* START Entries *

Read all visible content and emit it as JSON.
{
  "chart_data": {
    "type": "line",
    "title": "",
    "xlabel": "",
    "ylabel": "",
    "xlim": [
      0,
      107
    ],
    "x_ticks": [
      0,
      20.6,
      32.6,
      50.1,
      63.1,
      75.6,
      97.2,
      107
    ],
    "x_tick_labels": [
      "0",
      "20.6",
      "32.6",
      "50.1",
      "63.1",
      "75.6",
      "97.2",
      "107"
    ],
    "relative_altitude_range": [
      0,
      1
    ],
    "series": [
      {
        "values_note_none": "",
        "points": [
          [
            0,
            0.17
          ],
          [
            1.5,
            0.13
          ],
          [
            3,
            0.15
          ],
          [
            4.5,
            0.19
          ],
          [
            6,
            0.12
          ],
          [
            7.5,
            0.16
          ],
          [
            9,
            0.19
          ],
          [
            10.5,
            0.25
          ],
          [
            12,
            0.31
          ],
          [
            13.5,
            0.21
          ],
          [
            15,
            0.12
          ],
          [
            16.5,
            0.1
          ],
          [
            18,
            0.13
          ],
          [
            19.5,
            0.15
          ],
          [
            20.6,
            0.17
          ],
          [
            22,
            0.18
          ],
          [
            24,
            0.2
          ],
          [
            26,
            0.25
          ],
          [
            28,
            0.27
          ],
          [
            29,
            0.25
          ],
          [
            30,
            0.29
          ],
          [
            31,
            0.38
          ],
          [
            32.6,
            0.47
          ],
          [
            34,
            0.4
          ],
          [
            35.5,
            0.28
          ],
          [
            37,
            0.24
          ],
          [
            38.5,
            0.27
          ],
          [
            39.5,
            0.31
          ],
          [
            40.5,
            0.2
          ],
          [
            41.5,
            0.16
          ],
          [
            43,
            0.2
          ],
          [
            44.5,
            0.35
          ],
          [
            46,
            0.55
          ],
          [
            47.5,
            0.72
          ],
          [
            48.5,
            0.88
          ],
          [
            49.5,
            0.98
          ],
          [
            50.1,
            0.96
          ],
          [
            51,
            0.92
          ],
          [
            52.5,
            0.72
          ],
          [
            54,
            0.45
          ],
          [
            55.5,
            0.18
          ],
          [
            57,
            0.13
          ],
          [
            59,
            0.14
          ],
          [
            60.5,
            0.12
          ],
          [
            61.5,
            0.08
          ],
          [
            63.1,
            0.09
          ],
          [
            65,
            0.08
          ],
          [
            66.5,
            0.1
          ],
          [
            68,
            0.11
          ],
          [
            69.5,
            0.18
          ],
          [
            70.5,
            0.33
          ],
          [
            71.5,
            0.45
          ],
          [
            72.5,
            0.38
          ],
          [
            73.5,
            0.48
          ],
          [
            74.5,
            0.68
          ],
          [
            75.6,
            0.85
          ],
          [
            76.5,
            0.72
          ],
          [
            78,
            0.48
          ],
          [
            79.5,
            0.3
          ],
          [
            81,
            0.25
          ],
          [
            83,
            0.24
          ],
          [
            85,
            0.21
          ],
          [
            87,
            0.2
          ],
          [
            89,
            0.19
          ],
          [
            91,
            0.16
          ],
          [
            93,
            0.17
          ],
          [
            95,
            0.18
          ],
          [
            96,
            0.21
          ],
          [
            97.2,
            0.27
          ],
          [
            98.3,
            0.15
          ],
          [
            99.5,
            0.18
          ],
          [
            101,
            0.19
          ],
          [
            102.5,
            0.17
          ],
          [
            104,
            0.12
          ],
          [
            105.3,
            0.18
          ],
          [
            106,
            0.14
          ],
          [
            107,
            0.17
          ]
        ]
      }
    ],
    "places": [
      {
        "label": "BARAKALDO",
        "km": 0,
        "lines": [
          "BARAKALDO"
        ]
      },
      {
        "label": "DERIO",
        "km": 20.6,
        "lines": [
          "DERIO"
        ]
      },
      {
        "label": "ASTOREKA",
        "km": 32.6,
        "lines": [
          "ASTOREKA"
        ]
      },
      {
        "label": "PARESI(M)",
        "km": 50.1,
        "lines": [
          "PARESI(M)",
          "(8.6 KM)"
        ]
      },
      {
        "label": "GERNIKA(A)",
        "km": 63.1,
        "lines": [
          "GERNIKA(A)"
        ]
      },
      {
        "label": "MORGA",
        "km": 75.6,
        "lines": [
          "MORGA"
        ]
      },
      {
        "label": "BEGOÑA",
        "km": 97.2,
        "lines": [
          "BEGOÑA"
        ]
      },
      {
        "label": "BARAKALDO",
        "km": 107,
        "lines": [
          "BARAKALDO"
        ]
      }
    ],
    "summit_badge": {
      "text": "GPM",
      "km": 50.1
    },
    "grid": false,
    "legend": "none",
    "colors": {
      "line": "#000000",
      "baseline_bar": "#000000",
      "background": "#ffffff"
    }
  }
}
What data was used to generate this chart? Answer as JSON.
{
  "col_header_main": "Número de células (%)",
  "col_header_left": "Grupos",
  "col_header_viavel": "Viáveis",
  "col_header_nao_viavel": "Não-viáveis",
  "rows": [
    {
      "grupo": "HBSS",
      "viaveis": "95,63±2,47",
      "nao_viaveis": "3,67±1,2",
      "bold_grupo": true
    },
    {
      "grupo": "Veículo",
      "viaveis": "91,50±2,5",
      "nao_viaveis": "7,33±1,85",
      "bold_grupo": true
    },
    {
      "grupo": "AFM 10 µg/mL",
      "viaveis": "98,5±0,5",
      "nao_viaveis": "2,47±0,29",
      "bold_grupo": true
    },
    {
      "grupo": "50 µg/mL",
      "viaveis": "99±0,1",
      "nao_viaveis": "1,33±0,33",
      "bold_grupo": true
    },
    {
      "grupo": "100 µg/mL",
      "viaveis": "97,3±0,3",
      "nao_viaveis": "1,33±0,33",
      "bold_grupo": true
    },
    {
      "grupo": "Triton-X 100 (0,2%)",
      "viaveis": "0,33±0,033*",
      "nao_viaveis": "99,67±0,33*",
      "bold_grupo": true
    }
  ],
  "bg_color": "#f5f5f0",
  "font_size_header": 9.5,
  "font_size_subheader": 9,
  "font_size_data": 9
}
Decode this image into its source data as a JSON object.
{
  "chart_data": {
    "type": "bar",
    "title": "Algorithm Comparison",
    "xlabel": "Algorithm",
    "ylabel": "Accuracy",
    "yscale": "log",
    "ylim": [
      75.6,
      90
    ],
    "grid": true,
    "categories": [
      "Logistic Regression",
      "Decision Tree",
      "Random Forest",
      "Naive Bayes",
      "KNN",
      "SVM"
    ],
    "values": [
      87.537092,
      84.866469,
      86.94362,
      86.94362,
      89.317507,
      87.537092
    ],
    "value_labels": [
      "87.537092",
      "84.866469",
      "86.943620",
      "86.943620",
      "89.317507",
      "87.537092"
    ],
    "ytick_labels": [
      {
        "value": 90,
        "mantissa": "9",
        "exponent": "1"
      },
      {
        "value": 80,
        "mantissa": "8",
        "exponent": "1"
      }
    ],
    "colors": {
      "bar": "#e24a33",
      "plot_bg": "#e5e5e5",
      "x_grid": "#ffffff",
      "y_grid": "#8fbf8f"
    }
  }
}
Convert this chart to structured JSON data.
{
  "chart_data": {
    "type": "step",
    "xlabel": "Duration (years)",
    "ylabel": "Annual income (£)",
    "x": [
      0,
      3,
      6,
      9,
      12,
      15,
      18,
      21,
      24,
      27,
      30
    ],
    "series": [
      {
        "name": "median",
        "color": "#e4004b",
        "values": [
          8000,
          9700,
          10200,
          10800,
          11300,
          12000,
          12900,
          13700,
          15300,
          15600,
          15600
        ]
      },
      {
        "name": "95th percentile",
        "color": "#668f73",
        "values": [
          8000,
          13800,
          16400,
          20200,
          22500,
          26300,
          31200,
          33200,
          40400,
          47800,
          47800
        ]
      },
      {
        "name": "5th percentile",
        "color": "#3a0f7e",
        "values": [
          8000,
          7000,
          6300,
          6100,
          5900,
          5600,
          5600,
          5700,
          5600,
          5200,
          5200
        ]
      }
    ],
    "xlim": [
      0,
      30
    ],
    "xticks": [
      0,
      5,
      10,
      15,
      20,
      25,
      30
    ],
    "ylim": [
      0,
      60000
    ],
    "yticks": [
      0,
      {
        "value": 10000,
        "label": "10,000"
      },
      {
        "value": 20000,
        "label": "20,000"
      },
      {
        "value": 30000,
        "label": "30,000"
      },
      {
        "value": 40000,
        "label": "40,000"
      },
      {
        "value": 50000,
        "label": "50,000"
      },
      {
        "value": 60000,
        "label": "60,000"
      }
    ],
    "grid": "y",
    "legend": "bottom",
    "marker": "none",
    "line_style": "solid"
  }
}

* END Entries *

Extract, from the listing above, every line where the string "JSON" occurs.

### Output below:
Read all visible content and emit it as JSON.
What data was used to generate this chart? Answer as JSON.
Decode this image into its source data as a JSON object.
Convert this chart to structured JSON data.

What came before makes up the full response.